* SHORT TASK
Write out the data below exactly as given, without any of its pictures.

-- start GIVEN DATA --

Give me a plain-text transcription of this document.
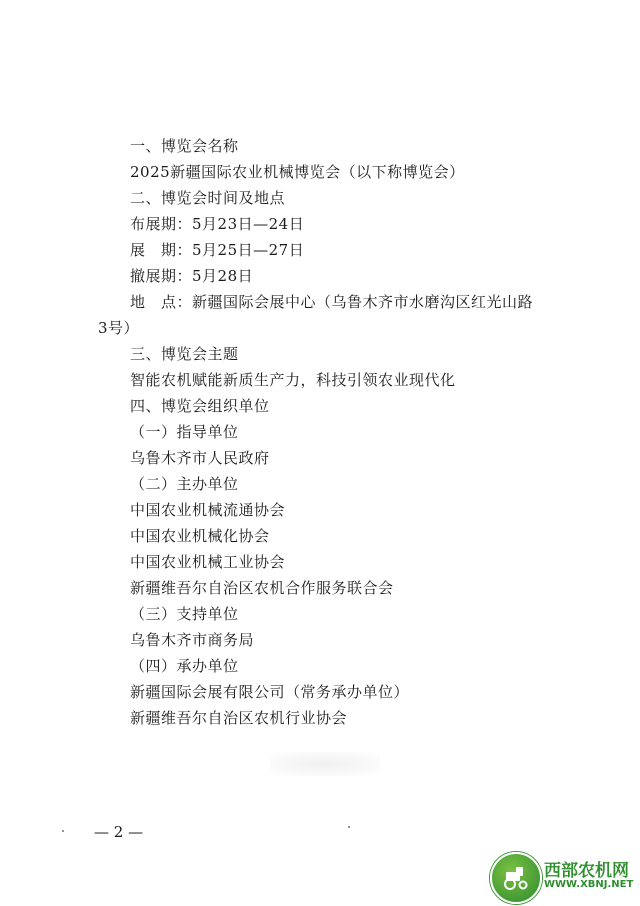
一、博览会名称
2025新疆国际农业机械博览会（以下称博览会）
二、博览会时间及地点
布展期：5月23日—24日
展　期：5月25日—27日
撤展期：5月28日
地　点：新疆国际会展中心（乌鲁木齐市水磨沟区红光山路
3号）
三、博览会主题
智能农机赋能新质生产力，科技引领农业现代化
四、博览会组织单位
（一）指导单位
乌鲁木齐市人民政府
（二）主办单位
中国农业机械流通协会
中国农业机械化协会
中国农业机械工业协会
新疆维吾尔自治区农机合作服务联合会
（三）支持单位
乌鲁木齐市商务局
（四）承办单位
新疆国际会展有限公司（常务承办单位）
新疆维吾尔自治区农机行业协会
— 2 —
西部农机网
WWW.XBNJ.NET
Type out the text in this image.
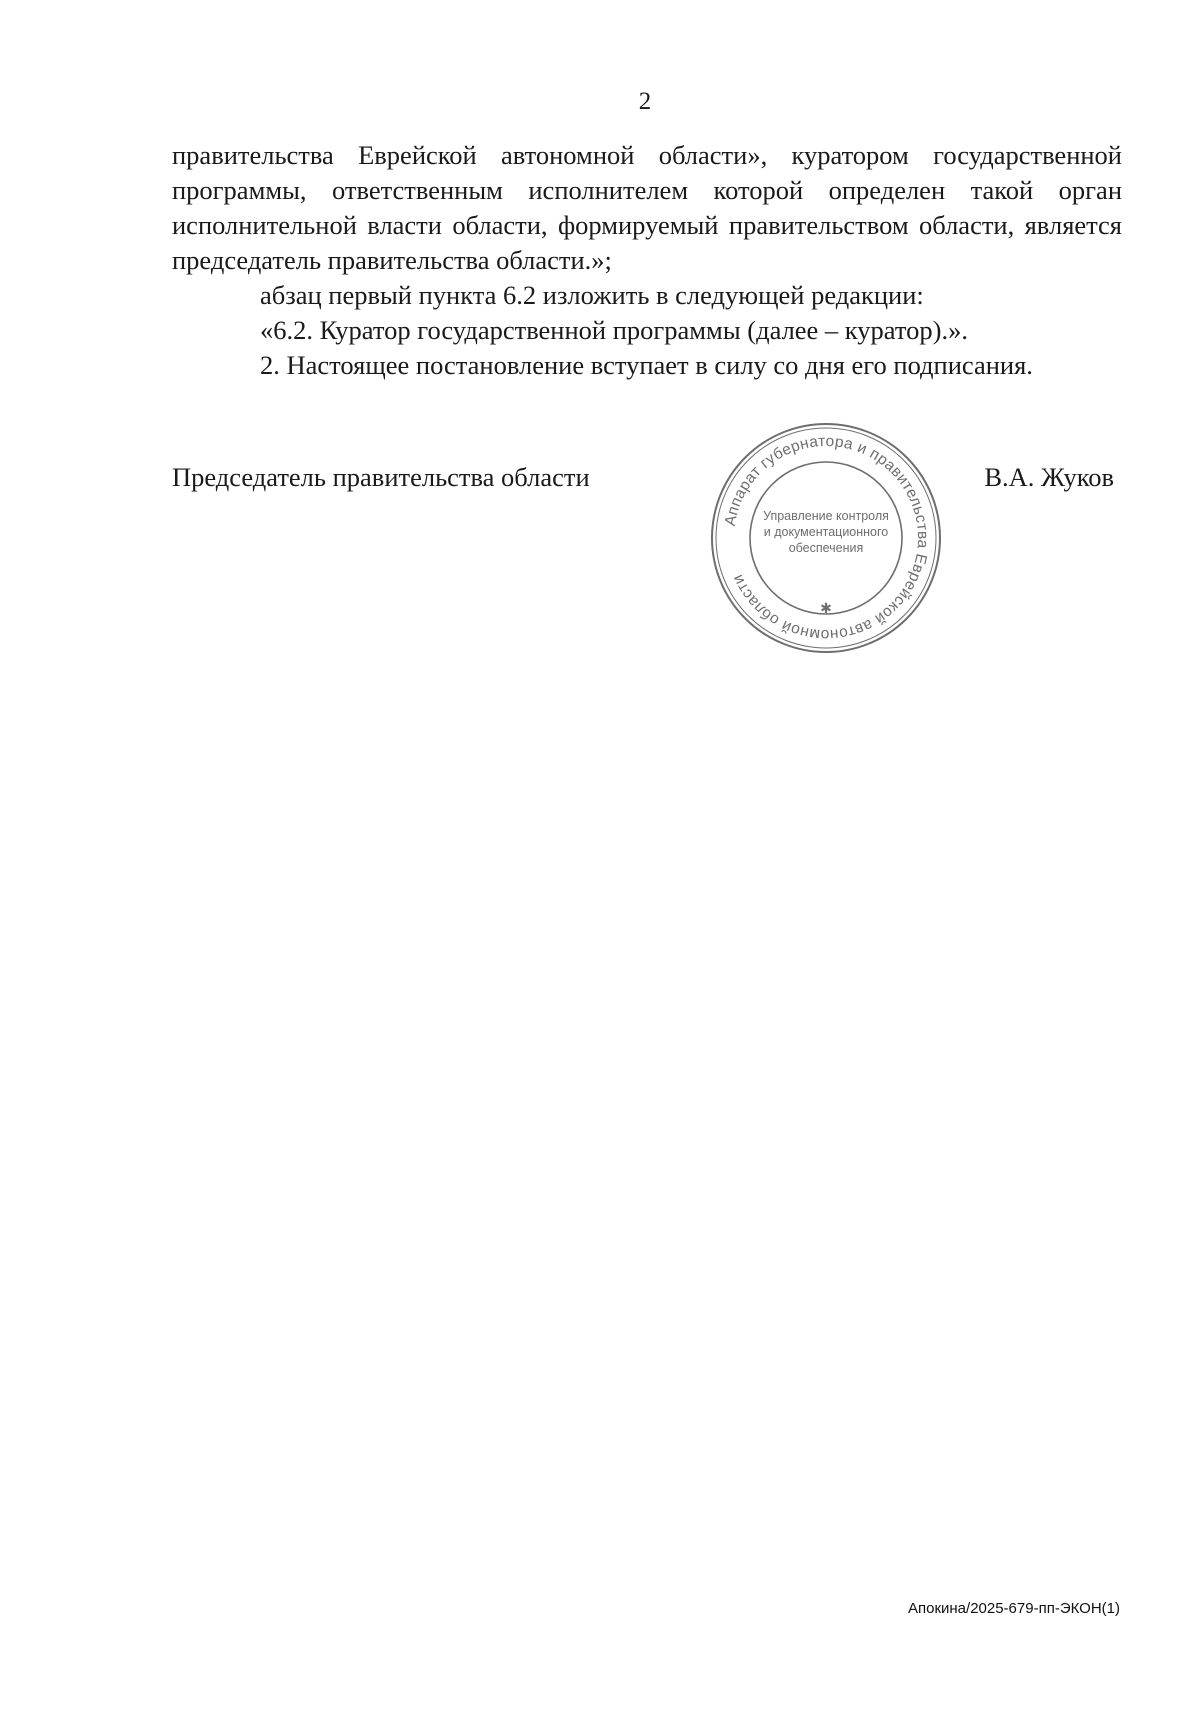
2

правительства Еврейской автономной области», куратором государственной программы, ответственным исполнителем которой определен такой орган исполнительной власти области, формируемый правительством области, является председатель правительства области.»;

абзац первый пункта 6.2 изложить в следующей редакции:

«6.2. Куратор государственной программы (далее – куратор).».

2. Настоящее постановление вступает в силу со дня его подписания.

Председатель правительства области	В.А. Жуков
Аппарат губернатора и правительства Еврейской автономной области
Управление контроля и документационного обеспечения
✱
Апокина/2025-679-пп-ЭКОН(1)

-- end GIVEN DATA --

* RESULT
Give me a plain-text transcription of this document.
一、博览会名称
2025新疆国际农业机械博览会（以下称博览会）
二、博览会时间及地点
布展期：5月23日—24日
展　期：5月25日—27日
撤展期：5月28日
地　点：新疆国际会展中心（乌鲁木齐市水磨沟区红光山路
3号）
三、博览会主题
智能农机赋能新质生产力，科技引领农业现代化
四、博览会组织单位
（一）指导单位
乌鲁木齐市人民政府
（二）主办单位
中国农业机械流通协会
中国农业机械化协会
中国农业机械工业协会
新疆维吾尔自治区农机合作服务联合会
（三）支持单位
乌鲁木齐市商务局
（四）承办单位
新疆国际会展有限公司（常务承办单位）
新疆维吾尔自治区农机行业协会
— 2 —
西部农机网
WWW.XBNJ.NET
Type out the text in this image.
2

правительства Еврейской автономной области», куратором государственной программы, ответственным исполнителем которой определен такой орган исполнительной власти области, формируемый правительством области, является председатель правительства области.»;

абзац первый пункта 6.2 изложить в следующей редакции:

«6.2. Куратор государственной программы (далее – куратор).».

2. Настоящее постановление вступает в силу со дня его подписания.

Председатель правительства области	В.А. Жуков
Аппарат губернатора и правительства Еврейской автономной области
Управление контроля и документационного обеспечения
✱
Апокина/2025-679-пп-ЭКОН(1)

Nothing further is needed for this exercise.